> [Stated task]: Copy out the entries below precisely; nothing is to be omitted.

> [Materials provided]:
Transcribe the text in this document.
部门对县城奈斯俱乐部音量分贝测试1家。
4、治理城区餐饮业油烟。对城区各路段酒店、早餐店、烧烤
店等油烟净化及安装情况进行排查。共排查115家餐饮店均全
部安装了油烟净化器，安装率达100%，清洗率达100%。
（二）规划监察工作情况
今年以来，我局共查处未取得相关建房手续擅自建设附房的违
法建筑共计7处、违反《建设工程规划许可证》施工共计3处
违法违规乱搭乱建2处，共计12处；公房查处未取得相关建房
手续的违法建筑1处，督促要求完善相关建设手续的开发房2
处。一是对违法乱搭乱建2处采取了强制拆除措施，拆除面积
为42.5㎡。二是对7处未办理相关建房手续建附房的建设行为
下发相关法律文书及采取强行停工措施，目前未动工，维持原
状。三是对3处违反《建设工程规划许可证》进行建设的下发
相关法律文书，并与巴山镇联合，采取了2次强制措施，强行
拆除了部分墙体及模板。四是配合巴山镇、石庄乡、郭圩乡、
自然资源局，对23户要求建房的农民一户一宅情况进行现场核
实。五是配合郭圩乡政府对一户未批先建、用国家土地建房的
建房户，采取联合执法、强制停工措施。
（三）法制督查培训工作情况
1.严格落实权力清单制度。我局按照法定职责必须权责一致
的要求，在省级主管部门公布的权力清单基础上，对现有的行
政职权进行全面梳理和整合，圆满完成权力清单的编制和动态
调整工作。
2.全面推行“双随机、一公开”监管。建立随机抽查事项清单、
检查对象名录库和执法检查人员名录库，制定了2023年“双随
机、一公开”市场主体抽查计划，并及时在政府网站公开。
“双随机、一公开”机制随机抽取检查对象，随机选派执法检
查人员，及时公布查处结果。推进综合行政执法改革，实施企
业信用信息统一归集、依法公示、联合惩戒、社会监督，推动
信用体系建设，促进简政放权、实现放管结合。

> [Result for this exercise]:
Transcribe the text in this document.
部门对县城奈斯俱乐部音量分贝测试1家。
4、治理城区餐饮业油烟。对城区各路段酒店、早餐店、烧烤
店等油烟净化及安装情况进行排查。共排查115家餐饮店均全
部安装了油烟净化器，安装率达100%，清洗率达100%。
（二）规划监察工作情况
今年以来，我局共查处未取得相关建房手续擅自建设附房的违
法建筑共计7处、违反《建设工程规划许可证》施工共计3处
违法违规乱搭乱建2处，共计12处；公房查处未取得相关建房
手续的违法建筑1处，督促要求完善相关建设手续的开发房2
处。一是对违法乱搭乱建2处采取了强制拆除措施，拆除面积
为42.5㎡。二是对7处未办理相关建房手续建附房的建设行为
下发相关法律文书及采取强行停工措施，目前未动工，维持原
状。三是对3处违反《建设工程规划许可证》进行建设的下发
相关法律文书，并与巴山镇联合，采取了2次强制措施，强行
拆除了部分墙体及模板。四是配合巴山镇、石庄乡、郭圩乡、
自然资源局，对23户要求建房的农民一户一宅情况进行现场核
实。五是配合郭圩乡政府对一户未批先建、用国家土地建房的
建房户，采取联合执法、强制停工措施。
（三）法制督查培训工作情况
1.严格落实权力清单制度。我局按照法定职责必须权责一致
的要求，在省级主管部门公布的权力清单基础上，对现有的行
政职权进行全面梳理和整合，圆满完成权力清单的编制和动态
调整工作。
2.全面推行“双随机、一公开”监管。建立随机抽查事项清单、
检查对象名录库和执法检查人员名录库，制定了2023年“双随
机、一公开”市场主体抽查计划，并及时在政府网站公开。
“双随机、一公开”机制随机抽取检查对象，随机选派执法检
查人员，及时公布查处结果。推进综合行政执法改革，实施企
业信用信息统一归集、依法公示、联合惩戒、社会监督，推动
信用体系建设，促进简政放权、实现放管结合。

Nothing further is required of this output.